**TASK DESCRIPTION**:
Find every line in the records below that holds the word "this", and copy it out.

┌──

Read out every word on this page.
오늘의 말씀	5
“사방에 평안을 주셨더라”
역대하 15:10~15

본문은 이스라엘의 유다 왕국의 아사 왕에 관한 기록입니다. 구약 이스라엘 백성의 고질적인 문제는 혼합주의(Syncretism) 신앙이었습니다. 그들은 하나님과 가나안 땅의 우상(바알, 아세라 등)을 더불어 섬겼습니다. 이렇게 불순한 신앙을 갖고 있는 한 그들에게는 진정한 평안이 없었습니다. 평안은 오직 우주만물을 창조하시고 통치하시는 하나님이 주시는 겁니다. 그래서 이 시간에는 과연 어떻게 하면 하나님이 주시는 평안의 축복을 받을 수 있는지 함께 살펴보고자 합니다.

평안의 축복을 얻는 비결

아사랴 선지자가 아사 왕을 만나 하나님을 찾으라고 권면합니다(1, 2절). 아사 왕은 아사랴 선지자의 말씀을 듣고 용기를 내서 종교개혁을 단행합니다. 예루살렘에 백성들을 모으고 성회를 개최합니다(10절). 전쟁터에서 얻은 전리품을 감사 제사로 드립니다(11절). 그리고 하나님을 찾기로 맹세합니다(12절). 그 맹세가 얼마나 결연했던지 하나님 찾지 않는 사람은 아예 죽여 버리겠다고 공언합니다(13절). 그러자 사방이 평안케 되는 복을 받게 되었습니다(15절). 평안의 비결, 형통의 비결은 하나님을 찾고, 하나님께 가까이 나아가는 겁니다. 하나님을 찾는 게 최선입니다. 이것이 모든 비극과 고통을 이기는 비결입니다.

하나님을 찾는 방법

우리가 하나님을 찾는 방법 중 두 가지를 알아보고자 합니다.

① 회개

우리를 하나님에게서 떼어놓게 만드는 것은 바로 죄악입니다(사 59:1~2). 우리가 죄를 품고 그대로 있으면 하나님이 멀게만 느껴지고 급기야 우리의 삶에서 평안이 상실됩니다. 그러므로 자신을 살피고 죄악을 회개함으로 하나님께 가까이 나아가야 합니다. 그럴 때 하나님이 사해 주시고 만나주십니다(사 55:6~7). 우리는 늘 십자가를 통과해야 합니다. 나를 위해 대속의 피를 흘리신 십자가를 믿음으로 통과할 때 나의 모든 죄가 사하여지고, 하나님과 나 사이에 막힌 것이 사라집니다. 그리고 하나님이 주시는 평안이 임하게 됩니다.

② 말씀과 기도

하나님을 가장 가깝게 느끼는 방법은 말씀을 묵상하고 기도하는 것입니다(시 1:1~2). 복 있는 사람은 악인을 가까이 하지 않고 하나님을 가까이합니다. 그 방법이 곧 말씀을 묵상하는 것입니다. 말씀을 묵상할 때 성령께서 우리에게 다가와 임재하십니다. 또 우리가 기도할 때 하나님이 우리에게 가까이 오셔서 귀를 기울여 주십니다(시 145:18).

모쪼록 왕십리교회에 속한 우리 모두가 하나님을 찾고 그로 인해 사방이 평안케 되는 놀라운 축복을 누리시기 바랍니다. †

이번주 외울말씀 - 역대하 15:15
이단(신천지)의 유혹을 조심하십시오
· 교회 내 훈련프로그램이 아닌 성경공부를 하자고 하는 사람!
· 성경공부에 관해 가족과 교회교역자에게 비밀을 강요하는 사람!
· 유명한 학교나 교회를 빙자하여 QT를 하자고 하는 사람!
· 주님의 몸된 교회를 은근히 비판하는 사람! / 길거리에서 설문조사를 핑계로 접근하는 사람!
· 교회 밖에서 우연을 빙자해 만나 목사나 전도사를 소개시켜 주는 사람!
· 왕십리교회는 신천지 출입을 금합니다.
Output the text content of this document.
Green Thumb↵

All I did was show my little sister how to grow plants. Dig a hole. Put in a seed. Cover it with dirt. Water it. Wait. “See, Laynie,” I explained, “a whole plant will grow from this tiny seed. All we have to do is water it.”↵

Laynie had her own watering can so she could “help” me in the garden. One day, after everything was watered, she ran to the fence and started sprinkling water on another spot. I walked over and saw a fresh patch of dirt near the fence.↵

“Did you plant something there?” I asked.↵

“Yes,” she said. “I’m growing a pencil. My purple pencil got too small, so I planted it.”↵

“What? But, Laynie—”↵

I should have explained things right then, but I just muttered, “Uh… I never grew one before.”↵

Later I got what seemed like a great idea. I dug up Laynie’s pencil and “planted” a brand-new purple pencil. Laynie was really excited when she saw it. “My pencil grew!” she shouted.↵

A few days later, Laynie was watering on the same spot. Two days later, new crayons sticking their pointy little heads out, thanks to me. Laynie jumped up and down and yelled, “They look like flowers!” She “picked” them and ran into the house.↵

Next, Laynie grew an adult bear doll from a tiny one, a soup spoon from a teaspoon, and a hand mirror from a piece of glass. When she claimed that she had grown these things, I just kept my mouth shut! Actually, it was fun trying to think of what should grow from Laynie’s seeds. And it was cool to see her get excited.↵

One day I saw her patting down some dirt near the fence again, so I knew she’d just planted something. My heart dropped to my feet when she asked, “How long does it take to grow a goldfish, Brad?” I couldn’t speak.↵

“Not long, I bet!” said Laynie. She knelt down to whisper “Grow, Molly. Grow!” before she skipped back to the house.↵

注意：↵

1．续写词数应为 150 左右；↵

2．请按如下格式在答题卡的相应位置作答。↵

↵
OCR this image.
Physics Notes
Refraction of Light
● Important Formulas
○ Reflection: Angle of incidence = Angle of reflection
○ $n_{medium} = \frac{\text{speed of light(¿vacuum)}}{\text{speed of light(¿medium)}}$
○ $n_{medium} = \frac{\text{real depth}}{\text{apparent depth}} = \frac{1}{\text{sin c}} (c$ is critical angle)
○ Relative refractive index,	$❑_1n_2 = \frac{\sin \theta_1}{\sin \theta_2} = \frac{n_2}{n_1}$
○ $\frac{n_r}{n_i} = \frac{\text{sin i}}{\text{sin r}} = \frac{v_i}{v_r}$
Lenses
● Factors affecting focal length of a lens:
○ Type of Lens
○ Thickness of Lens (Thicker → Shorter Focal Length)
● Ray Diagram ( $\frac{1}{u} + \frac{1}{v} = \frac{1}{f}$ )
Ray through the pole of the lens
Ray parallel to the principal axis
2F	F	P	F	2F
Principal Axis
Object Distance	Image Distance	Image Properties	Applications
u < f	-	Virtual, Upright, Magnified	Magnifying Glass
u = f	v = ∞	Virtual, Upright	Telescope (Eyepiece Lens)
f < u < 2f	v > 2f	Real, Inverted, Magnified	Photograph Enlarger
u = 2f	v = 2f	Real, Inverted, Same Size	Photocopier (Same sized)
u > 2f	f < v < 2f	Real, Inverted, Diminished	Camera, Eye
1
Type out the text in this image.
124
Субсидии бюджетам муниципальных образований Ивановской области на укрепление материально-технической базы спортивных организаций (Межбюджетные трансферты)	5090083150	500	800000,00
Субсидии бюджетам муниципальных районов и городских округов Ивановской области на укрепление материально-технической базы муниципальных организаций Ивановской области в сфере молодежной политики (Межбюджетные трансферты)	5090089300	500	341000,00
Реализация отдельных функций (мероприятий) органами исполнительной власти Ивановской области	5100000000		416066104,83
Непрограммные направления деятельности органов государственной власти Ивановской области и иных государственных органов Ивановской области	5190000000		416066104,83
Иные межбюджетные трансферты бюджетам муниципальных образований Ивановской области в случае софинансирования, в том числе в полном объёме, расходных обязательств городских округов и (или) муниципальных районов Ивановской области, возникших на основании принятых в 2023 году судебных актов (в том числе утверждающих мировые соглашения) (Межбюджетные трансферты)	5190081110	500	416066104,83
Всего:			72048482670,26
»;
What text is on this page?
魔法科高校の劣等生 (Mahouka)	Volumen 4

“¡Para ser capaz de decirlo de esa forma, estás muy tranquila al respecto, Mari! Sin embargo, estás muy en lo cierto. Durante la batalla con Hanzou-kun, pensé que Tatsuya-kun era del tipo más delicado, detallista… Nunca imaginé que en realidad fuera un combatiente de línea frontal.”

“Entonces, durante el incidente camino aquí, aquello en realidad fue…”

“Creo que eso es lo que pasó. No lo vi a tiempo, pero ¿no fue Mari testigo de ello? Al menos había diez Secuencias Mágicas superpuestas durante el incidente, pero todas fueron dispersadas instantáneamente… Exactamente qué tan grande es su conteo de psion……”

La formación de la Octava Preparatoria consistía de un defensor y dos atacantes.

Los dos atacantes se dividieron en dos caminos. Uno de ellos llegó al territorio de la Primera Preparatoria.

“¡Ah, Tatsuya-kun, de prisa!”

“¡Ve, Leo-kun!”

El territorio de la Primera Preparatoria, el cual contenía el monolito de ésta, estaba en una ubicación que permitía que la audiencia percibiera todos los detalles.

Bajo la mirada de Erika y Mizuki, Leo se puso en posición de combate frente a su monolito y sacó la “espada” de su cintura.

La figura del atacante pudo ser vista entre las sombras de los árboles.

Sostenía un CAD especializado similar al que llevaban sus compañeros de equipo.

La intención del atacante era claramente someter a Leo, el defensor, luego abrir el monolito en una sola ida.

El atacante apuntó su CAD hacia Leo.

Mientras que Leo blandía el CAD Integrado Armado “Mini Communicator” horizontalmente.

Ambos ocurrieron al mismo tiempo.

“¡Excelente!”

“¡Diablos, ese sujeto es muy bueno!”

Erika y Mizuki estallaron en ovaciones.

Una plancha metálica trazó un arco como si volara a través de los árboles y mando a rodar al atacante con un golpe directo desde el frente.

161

└──

**WRITTEN RESPONSE**:
Read out every word on this page.
Output the text content of this document.
All I did was show my little sister how to grow plants. Dig a hole. Put in a seed. Cover it with dirt. Water it. Wait. “See, Laynie,” I explained, “a whole plant will grow from this tiny seed. All we have to do is water it.”↵
OCR this image.
Type out the text in this image.
What text is on this page?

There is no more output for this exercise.